┌─ MATERIAL PROVIDED

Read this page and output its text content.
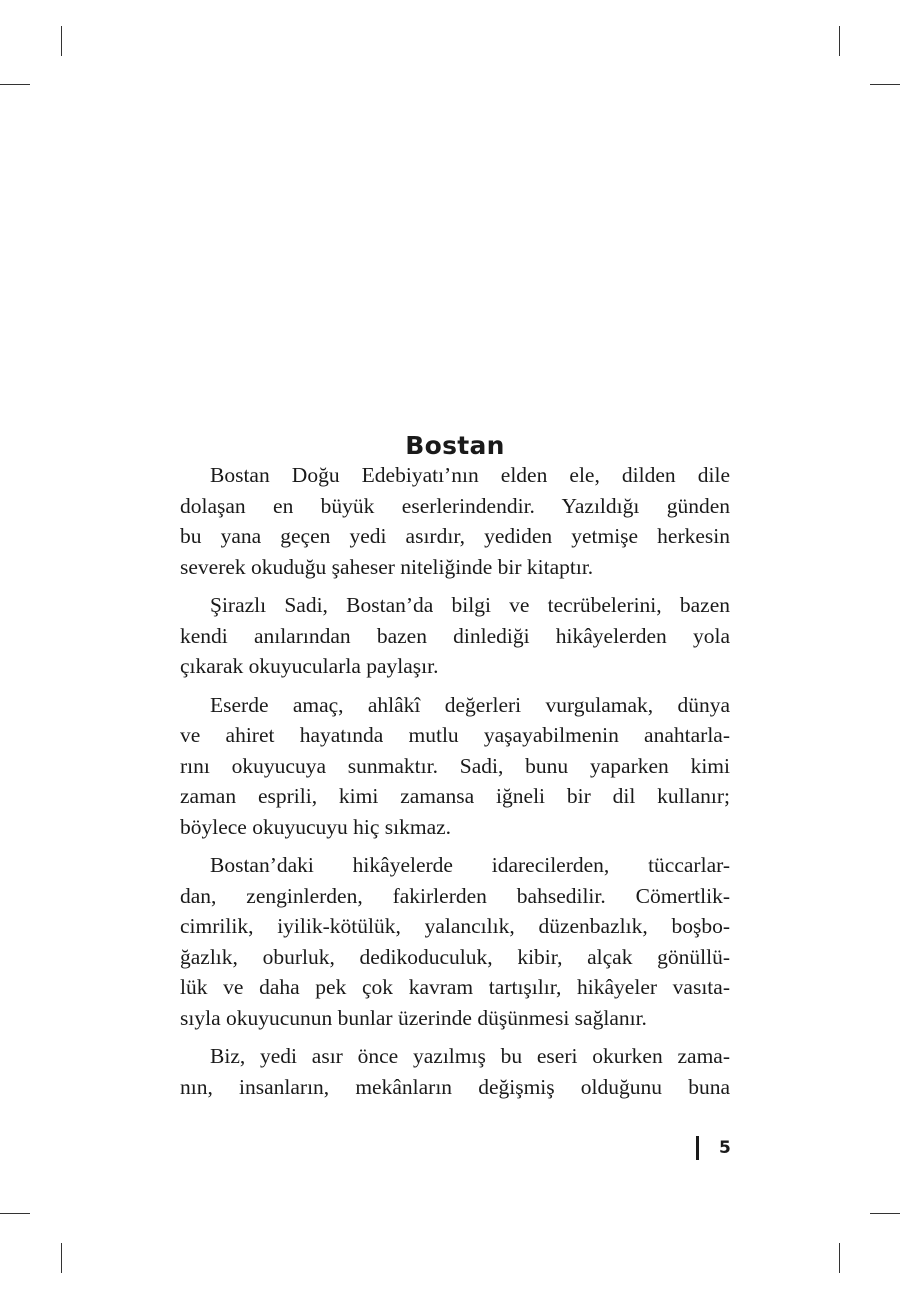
Bostan

Bostan Doğu Edebiyatı’nın elden ele, dilden dile
dolaşan en büyük eserlerindendir. Yazıldığı günden
bu yana geçen yedi asırdır, yediden yetmişe herkesin
severek okuduğu şaheser niteliğinde bir kitaptır.

Şirazlı Sadi, Bostan’da bilgi ve tecrübelerini, bazen
kendi anılarından bazen dinlediği hikâyelerden yola
çıkarak okuyucularla paylaşır.

Eserde amaç, ahlâkî değerleri vurgulamak, dünya
ve ahiret hayatında mutlu yaşayabilmenin anahtarla-
rını okuyucuya sunmaktır. Sadi, bunu yaparken kimi
zaman esprili, kimi zamansa iğneli bir dil kullanır;
böylece okuyucuyu hiç sıkmaz.

Bostan’daki hikâyelerde idarecilerden, tüccarlar-
dan, zenginlerden, fakirlerden bahsedilir. Cömertlik-
cimrilik, iyilik-kötülük, yalancılık, düzenbazlık, boşbo-
ğazlık, oburluk, dedikoduculuk, kibir, alçak gönüllü-
lük ve daha pek çok kavram tartışılır, hikâyeler vasıta-
sıyla okuyucunun bunlar üzerinde düşünmesi sağlanır.

Biz, yedi asır önce yazılmış bu eseri okurken zama-
nın, insanların, mekânların değişmiş olduğunu buna

5
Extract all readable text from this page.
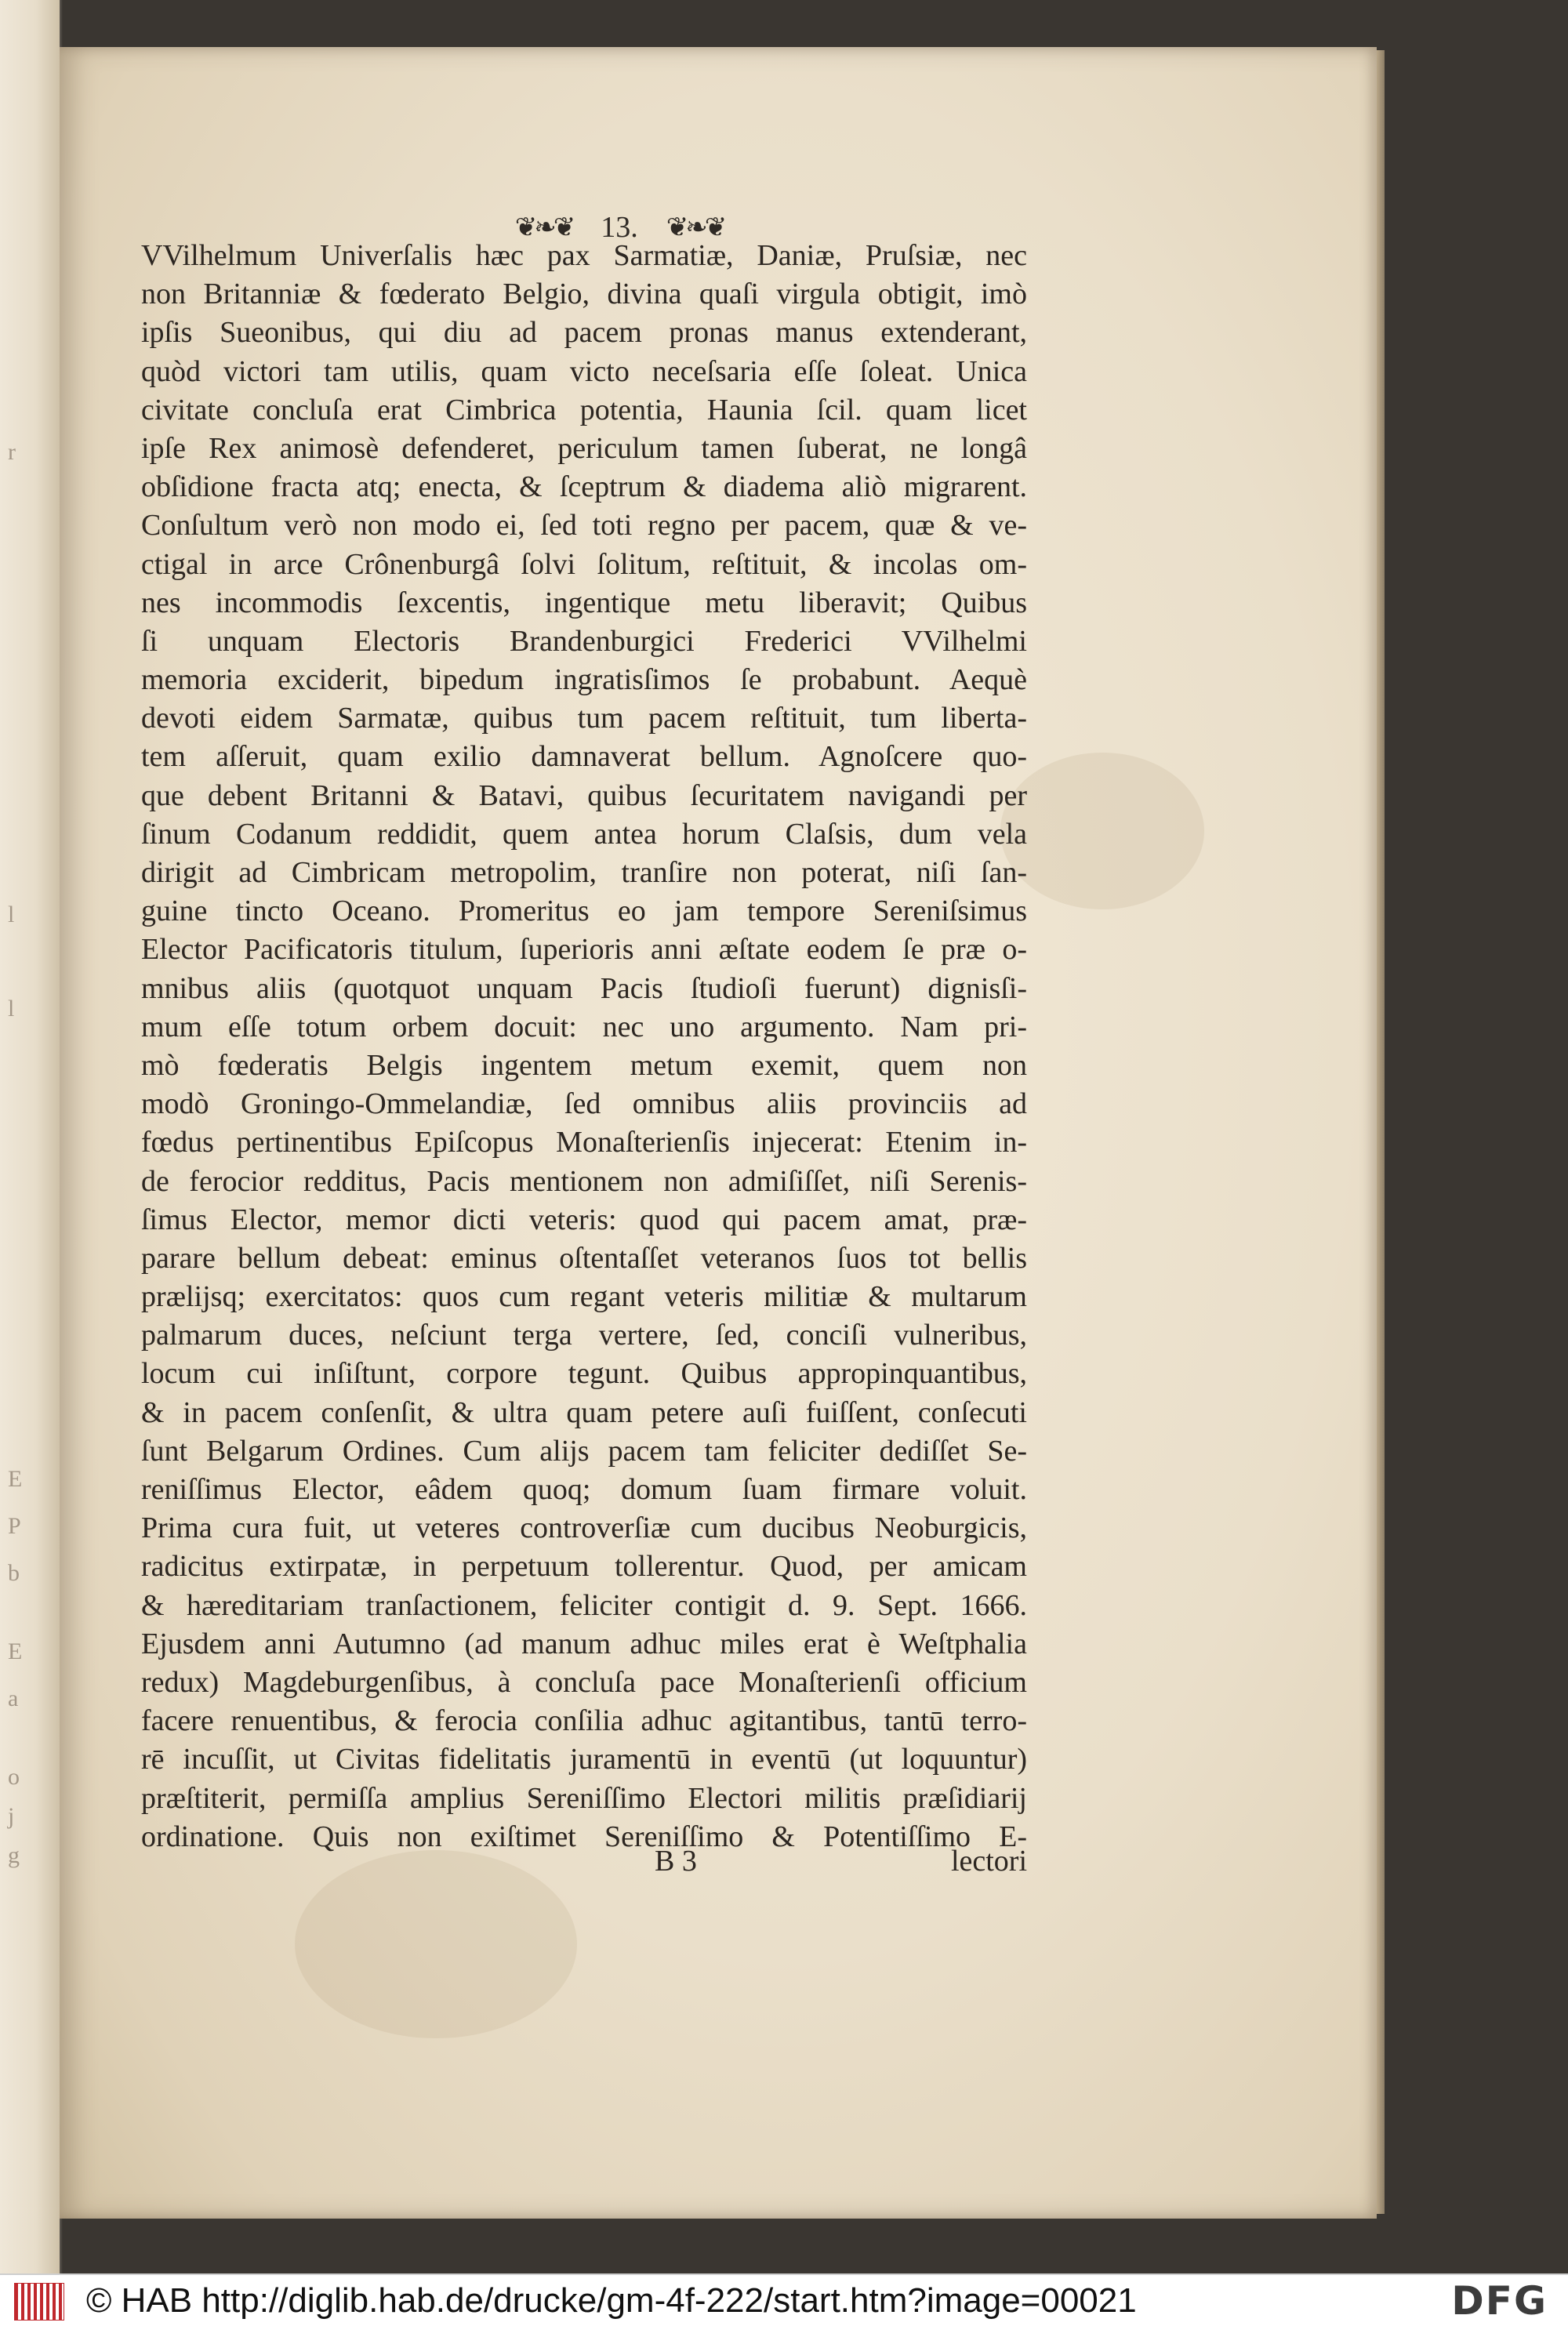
r
l
l
E
P
b
E
a
o
j
g
❦❧❦ 13. ❦❧❦
VVilhelmum Univerſalis hæc pax Sarmatiæ, Daniæ, Pruſsiæ, nec
non Britanniæ & fœderato Belgio, divina quaſi virgula obtigit, imò
ipſis Sueonibus, qui diu ad pacem pronas manus extenderant,
quòd victori tam utilis, quam victo neceſsaria eſſe ſoleat. Unica
civitate concluſa erat Cimbrica potentia, Haunia ſcil. quam licet
ipſe Rex animosè defenderet, periculum tamen ſuberat, ne longâ
obſidione fracta atq; enecta, & ſceptrum & diadema aliò migrarent.
Conſultum verò non modo ei, ſed toti regno per pacem, quæ & ve-
ctigal in arce Crônenburgâ ſolvi ſolitum, reſtituit, & incolas om-
nes incommodis ſexcentis, ingentique metu liberavit; Quibus
ſi unquam Electoris Brandenburgici Frederici VVilhelmi
memoria exciderit, bipedum ingratisſimos ſe probabunt. Aequè
devoti eidem Sarmatæ, quibus tum pacem reſtituit, tum liberta-
tem aſſeruit, quam exilio damnaverat bellum. Agnoſcere quo-
que debent Britanni & Batavi, quibus ſecuritatem navigandi per
ſinum Codanum reddidit, quem antea horum Claſsis, dum vela
dirigit ad Cimbricam metropolim, tranſire non poterat, niſi ſan-
guine tincto Oceano. Promeritus eo jam tempore Sereniſsimus
Elector Pacificatoris titulum, ſuperioris anni æſtate eodem ſe præ o-
mnibus aliis (quotquot unquam Pacis ſtudioſi fuerunt) dignisſi-
mum eſſe totum orbem docuit: nec uno argumento. Nam pri-
mò fœderatis Belgis ingentem metum exemit, quem non
modò Groningo-Ommelandiæ, ſed omnibus aliis provinciis ad
fœdus pertinentibus Epiſcopus Monaſterienſis injecerat: Etenim in-
de ferocior redditus, Pacis mentionem non admiſiſſet, niſi Serenis-
ſimus Elector, memor dicti veteris: quod qui pacem amat, præ-
parare bellum debeat: eminus oſtentaſſet veteranos ſuos tot bellis
prælijsq; exercitatos: quos cum regant veteris militiæ & multarum
palmarum duces, neſciunt terga vertere, ſed, conciſi vulneribus,
locum cui inſiſtunt, corpore tegunt. Quibus appropinquantibus,
& in pacem conſenſit, & ultra quam petere auſi fuiſſent, conſecuti
ſunt Belgarum Ordines. Cum alijs pacem tam feliciter dediſſet Se-
reniſſimus Elector, eâdem quoq; domum ſuam firmare voluit.
Prima cura fuit, ut veteres controverſiæ cum ducibus Neoburgicis,
radicitus extirpatæ, in perpetuum tollerentur. Quod, per amicam
& hæreditariam tranſactionem, feliciter contigit d. 9. Sept. 1666.
Ejusdem anni Autumno (ad manum adhuc miles erat è Weſtphalia
redux) Magdeburgenſibus, à concluſa pace Monaſterienſi officium
facere renuentibus, & ferocia conſilia adhuc agitantibus, tantū terro-
rē incuſſit, ut Civitas fidelitatis juramentū in eventū (ut loquuntur)
præſtiterit, permiſſa amplius Sereniſſimo Electori militis præſidiarij
ordinatione. Quis non exiſtimet Sereniſſimo & Potentiſſimo E-
B 3	lectori
© HAB http://diglib.hab.de/drucke/gm-4f-222/start.htm?image=00021	DFG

└─

OBJECTIVE —
Go through the records above and copy every line with the word "Pacis".

ANSWER TO THIS PROBLEM —
mnibus aliis (quotquot unquam Pacis ſtudioſi fuerunt) dignisſi-
de ferocior redditus, Pacis mentionem non admiſiſſet, niſi Serenis-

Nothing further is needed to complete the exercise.